Texto de origem |
━━━━

Errata: A "granfinagem"
e o "canelau" é da historiadora Luiza Rios e não Luiza Reis como
apontado na matéria do Jornal O Povo do dia 11/02/2014.
CARNAVAL. HISTÓRIA 11/02/2014
A 'granfinagem"
e o "canelau"
Em artigo, a
historiadora Luiza Reis revisita as diferentes fases do Carnaval em Fortaleza, cidade
desde sempre marcada pela desigualdade - que também se manifesta na folia.
Cortejo de Maracatu em Fortaleza: O que hoje é símbolo do carnaval de Fortaleza, foi considerado algo "grotesco" no passado.
Os
velhos carnavais fortalezenses tiveram origem em meados do século XIX a partir
do Entrudo de origem portuguesa. Os brincantes atacavam com laranjinhas de
borracha, cera com água de cheiro, farinha de trigo, pós de sapato, etc. João
Nogueira escreveu em seu livro de memórias sobre essa prática carnavalesca,
apontando-a como grosseira e de mau gosto.

━━━━

Enunciado 1 | Transcreva dos registros as linhas que vão da que contém "point-ncomp [1621, 118, 1635, 132]" até a que contém "coefficient-cell [157, 804, 206, 850]", incluindo as duas.

Entrada |
━━━━

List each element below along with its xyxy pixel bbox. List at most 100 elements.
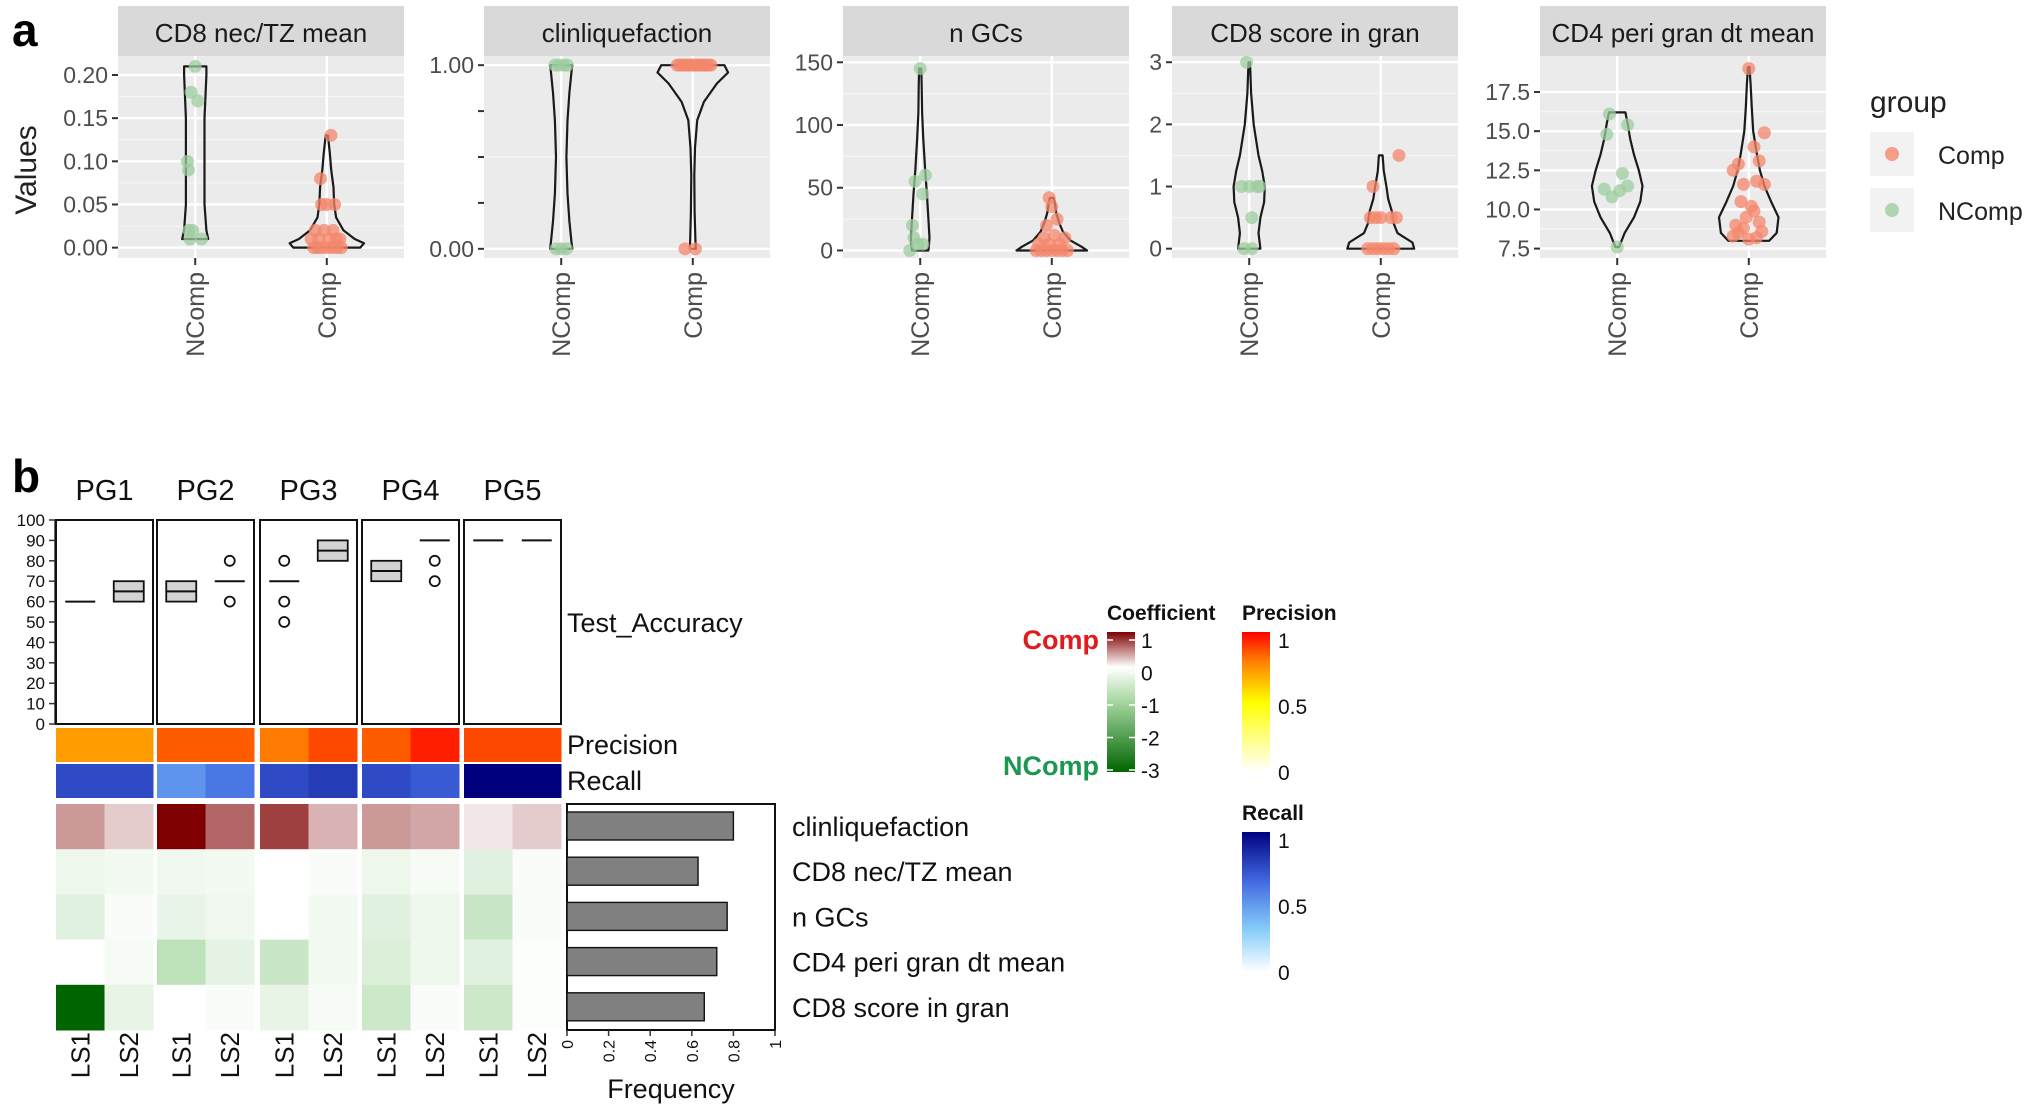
point-ncomp [1621, 118, 1635, 132]
pg-group-pg1: PG1 LS1 LS2 [55, 475, 154, 1078]
coefficient-cell [410, 984, 460, 1031]
coef-legend-tick-label: -2 [1141, 728, 1160, 751]
accuracy-box-frame [156, 519, 255, 725]
point-comp [1047, 228, 1061, 242]
frequency-bar [566, 992, 705, 1022]
y-tick-label: 0.20 [63, 62, 108, 88]
frequency-x-tick-label: 1 [768, 1040, 785, 1049]
precision-cell [308, 728, 358, 762]
frequency-xlabel: Frequency [607, 1074, 735, 1104]
pg-group-pg3: PG3 LS1 LS2 [259, 475, 358, 1078]
ls-label: LS1 [166, 1032, 196, 1078]
facet-plot-area [1172, 56, 1458, 258]
pg-group-pg5: PG5 LS1 LS2 [463, 475, 562, 1078]
facet-title: CD8 score in gran [1210, 18, 1420, 48]
y-tick-label: 0.05 [63, 191, 108, 217]
coef-legend-title: Coefficient [1107, 602, 1216, 625]
facet-1: clinliquefaction 0.00 1.00 NComp Comp [429, 6, 770, 357]
facet-title: n GCs [949, 18, 1023, 48]
x-tick-label-comp: Comp [1736, 272, 1764, 339]
facet-2: n GCs 0 50 100 150 NComp Comp [795, 6, 1129, 357]
facet-strip [843, 6, 1129, 56]
facet-3: CD8 score in gran 0 1 2 3 NComp Comp [1149, 6, 1458, 357]
frequency-bar [566, 946, 718, 977]
point-ncomp [181, 163, 195, 177]
ls-label: LS2 [420, 1032, 450, 1078]
y-tick-label: 1.00 [429, 52, 474, 78]
point-comp [328, 197, 342, 211]
violin-comp [656, 64, 730, 250]
panel-a-facets: CD8 nec/TZ mean 0.00 0.05 0.10 0.15 0.20 NComp… [63, 6, 1826, 357]
accuracy-box-frame [361, 519, 460, 725]
coefficient-cell [512, 939, 562, 986]
facet-0: CD8 nec/TZ mean 0.00 0.05 0.10 0.15 0.20 NComp… [63, 6, 404, 357]
recall-legend-bar [1242, 832, 1270, 972]
x-tick-label-comp: Comp [314, 272, 342, 339]
precision-cell [260, 728, 309, 762]
recall-legend-title: Recall [1242, 802, 1304, 825]
frequency-bar [566, 856, 699, 886]
x-tick-label-ncomp: NComp [907, 272, 935, 357]
point-comp [704, 58, 718, 72]
accuracy-outlier [428, 575, 441, 588]
group-legend: group Comp NComp [1870, 86, 2023, 232]
coefficient-cell [512, 849, 562, 895]
coefficient-cell [157, 804, 206, 850]
recall-cell [362, 764, 411, 798]
y-tick-label: 7.5 [1498, 236, 1530, 262]
point-ncomp [1600, 127, 1614, 141]
point-ncomp [916, 187, 930, 201]
x-tick-label-ncomp: NComp [182, 272, 210, 357]
accuracy-outlier [278, 554, 291, 567]
accuracy-y-tick-label: 70 [26, 572, 45, 591]
coef-legend-bar [1107, 632, 1135, 772]
point-comp [1366, 180, 1380, 194]
recall-cell [260, 764, 309, 798]
coefficient-cell [362, 804, 411, 850]
point-comp [1050, 212, 1064, 226]
ls-label: LS2 [114, 1032, 144, 1078]
violin-comp [1346, 154, 1416, 250]
coefficient-cell [308, 939, 358, 986]
coefficient-cell [157, 894, 206, 941]
frequency-x-tick-label: 0.2 [602, 1040, 619, 1062]
point-ncomp [1602, 107, 1616, 121]
accuracy-outlier [278, 616, 291, 628]
feature-label: CD4 peri gran dt mean [792, 948, 1065, 978]
precision-cell [56, 728, 105, 762]
y-tick-label: 12.5 [1485, 157, 1530, 183]
point-comp [1747, 140, 1761, 154]
coefficient-cell [464, 804, 513, 850]
point-comp [326, 223, 340, 237]
frequency-x-tick-label: 0.6 [685, 1040, 702, 1062]
precision-cell [512, 728, 562, 762]
y-tick-label: 0 [1149, 236, 1162, 262]
coef-legend-ticks: 1 0 -1 -2 -3 [1107, 630, 1160, 783]
point-ncomp [1615, 166, 1629, 180]
coef-legend-comp-label: Comp [1023, 625, 1100, 655]
x-tick-label-comp: Comp [680, 272, 708, 339]
point-ncomp [908, 174, 922, 188]
accuracy-y-tick-label: 20 [26, 674, 45, 693]
accuracy-y-tick-label: 50 [26, 613, 45, 632]
facet-plot-area [118, 56, 404, 258]
frequency-x-tick-label: 0.4 [643, 1040, 660, 1062]
coefficient-cell [56, 894, 105, 941]
y-tick-label: 0.10 [63, 148, 108, 174]
ls-label: LS1 [371, 1032, 401, 1078]
point-comp [678, 242, 692, 256]
y-tick-label: 100 [795, 112, 833, 138]
precision-legend-tick-label: 0 [1278, 762, 1290, 785]
group-legend-label-ncomp: NComp [1938, 198, 2023, 226]
point-ncomp [918, 168, 932, 182]
ls-label: LS2 [215, 1032, 245, 1078]
coefficient-cell [410, 894, 460, 941]
coefficient-cell [308, 849, 358, 895]
coefficient-cell [512, 894, 562, 941]
y-tick-label: 15.0 [1485, 118, 1530, 144]
coefficient-cell [512, 804, 562, 850]
point-ncomp [1610, 240, 1624, 254]
ls-label: LS2 [318, 1032, 348, 1078]
coefficient-cell [410, 849, 460, 895]
precision-row-label: Precision [567, 730, 678, 760]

━━━━

Enunciado 2 | Reproduza palavra por palavra o texto inteiro sobre o Carnaval de Fortaleza.

Resposta completa 1 |
point-ncomp [1621, 118, 1635, 132]
pg-group-pg1: PG1 LS1 LS2 [55, 475, 154, 1078]
coefficient-cell [410, 984, 460, 1031]
coef-legend-tick-label: -2 [1141, 728, 1160, 751]
accuracy-box-frame [156, 519, 255, 725]
point-comp [1047, 228, 1061, 242]
frequency-bar [566, 992, 705, 1022]
y-tick-label: 0.20 [63, 62, 108, 88]
frequency-x-tick-label: 1 [768, 1040, 785, 1049]
precision-cell [308, 728, 358, 762]
frequency-xlabel: Frequency [607, 1074, 735, 1104]
pg-group-pg3: PG3 LS1 LS2 [259, 475, 358, 1078]
ls-label: LS1 [166, 1032, 196, 1078]
facet-plot-area [1172, 56, 1458, 258]
pg-group-pg5: PG5 LS1 LS2 [463, 475, 562, 1078]
facet-title: CD8 score in gran [1210, 18, 1420, 48]
y-tick-label: 0.05 [63, 191, 108, 217]
coef-legend-title: Coefficient [1107, 602, 1216, 625]
facet-1: clinliquefaction 0.00 1.00 NComp Comp [429, 6, 770, 357]
facet-title: n GCs [949, 18, 1023, 48]
x-tick-label-comp: Comp [1736, 272, 1764, 339]
facet-2: n GCs 0 50 100 150 NComp Comp [795, 6, 1129, 357]
facet-strip [843, 6, 1129, 56]
facet-3: CD8 score in gran 0 1 2 3 NComp Comp [1149, 6, 1458, 357]
frequency-bar [566, 946, 718, 977]
point-ncomp [181, 163, 195, 177]
ls-label: LS2 [420, 1032, 450, 1078]
y-tick-label: 1.00 [429, 52, 474, 78]
point-comp [328, 197, 342, 211]
violin-comp [656, 64, 730, 250]
panel-a-facets: CD8 nec/TZ mean 0.00 0.05 0.10 0.15 0.20 NComp… [63, 6, 1826, 357]
accuracy-box-frame [361, 519, 460, 725]
coefficient-cell [512, 939, 562, 986]
facet-0: CD8 nec/TZ mean 0.00 0.05 0.10 0.15 0.20 NComp… [63, 6, 404, 357]
recall-legend-bar [1242, 832, 1270, 972]
x-tick-label-comp: Comp [314, 272, 342, 339]
precision-cell [260, 728, 309, 762]
recall-legend-title: Recall [1242, 802, 1304, 825]
frequency-bar [566, 856, 699, 886]
x-tick-label-ncomp: NComp [907, 272, 935, 357]
point-comp [704, 58, 718, 72]
accuracy-outlier [428, 575, 441, 588]
group-legend: group Comp NComp [1870, 86, 2023, 232]
coefficient-cell [512, 849, 562, 895]
coefficient-cell [157, 804, 206, 850]

Resposta completa 2 |
Errata: A "granfinagem"
e o "canelau" é da historiadora Luiza Rios e não Luiza Reis como
apontado na matéria do Jornal O Povo do dia 11/02/2014.
CARNAVAL. HISTÓRIA 11/02/2014
A 'granfinagem"
e o "canelau"
Em artigo, a
historiadora Luiza Reis revisita as diferentes fases do Carnaval em Fortaleza, cidade
desde sempre marcada pela desigualdade - que também se manifesta na folia.
Cortejo de Maracatu em Fortaleza: O que hoje é símbolo do carnaval de Fortaleza, foi considerado algo "grotesco" no passado.
Os
velhos carnavais fortalezenses tiveram origem em meados do século XIX a partir
do Entrudo de origem portuguesa. Os brincantes atacavam com laranjinhas de
borracha, cera com água de cheiro, farinha de trigo, pós de sapato, etc. João
Nogueira escreveu em seu livro de memórias sobre essa prática carnavalesca,
apontando-a como grosseira e de mau gosto.